# What this task involves
Below are some records. Say how many of their lines include the string "engines", giving only the number.

# Data supplied

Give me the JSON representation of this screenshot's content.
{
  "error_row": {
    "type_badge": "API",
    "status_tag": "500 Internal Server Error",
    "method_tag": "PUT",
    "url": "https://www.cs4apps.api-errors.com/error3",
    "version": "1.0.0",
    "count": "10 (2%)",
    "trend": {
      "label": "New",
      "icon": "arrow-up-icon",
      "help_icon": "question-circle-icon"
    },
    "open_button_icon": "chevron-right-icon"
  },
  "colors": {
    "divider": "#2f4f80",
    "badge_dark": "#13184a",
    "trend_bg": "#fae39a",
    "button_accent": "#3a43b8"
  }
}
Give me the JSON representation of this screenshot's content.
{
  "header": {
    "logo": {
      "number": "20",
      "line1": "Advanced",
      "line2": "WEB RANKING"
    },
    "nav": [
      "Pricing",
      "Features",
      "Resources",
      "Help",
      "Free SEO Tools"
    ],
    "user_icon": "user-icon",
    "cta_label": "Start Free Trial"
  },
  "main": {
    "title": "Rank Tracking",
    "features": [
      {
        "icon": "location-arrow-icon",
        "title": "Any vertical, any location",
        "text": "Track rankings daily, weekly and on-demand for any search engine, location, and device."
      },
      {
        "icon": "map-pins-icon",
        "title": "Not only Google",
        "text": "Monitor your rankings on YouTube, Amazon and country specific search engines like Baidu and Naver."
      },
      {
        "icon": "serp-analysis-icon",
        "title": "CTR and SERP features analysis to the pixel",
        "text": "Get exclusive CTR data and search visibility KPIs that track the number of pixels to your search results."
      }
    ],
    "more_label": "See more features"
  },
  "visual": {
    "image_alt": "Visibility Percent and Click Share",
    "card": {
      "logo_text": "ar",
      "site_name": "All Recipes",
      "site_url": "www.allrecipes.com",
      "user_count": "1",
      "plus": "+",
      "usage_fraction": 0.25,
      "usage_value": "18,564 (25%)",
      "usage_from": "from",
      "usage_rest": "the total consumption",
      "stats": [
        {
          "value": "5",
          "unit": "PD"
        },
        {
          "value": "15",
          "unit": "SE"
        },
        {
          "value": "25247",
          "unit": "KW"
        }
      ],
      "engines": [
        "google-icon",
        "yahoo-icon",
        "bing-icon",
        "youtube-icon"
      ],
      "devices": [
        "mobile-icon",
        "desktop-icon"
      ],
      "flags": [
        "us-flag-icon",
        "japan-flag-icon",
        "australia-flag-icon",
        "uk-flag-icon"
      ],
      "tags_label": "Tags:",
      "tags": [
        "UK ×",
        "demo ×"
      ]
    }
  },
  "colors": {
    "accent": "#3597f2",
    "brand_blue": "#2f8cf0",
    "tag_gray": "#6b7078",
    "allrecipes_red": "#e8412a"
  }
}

---

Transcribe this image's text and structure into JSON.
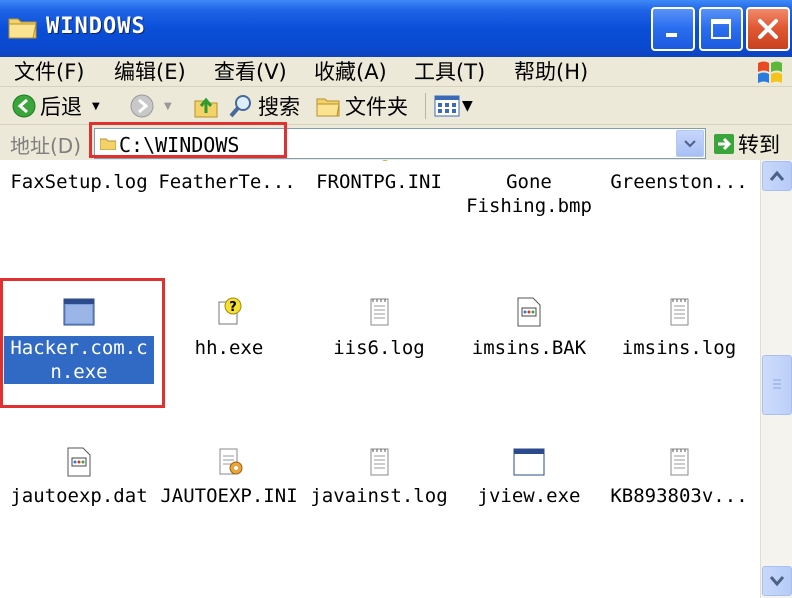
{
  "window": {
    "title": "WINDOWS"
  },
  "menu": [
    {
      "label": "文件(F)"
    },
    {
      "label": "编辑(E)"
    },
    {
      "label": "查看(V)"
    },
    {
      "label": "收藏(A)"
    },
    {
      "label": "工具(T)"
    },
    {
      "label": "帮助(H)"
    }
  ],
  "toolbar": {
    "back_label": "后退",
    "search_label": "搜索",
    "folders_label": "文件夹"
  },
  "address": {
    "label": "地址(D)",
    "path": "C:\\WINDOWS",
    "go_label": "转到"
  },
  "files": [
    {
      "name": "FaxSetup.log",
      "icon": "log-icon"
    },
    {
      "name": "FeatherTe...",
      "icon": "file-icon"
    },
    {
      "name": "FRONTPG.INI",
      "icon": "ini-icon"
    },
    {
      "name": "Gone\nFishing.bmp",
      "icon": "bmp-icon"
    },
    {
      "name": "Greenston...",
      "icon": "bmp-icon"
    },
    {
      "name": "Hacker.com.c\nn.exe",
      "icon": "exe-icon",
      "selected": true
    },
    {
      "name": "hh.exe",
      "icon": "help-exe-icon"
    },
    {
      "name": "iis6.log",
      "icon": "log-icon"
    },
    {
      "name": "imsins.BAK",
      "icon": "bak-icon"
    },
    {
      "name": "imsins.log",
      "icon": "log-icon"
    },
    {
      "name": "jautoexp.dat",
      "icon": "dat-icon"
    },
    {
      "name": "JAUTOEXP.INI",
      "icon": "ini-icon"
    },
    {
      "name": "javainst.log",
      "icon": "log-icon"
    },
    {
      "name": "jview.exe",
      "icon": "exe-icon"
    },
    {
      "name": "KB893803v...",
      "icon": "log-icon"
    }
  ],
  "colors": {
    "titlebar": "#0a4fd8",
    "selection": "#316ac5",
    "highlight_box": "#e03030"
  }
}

# The answer
2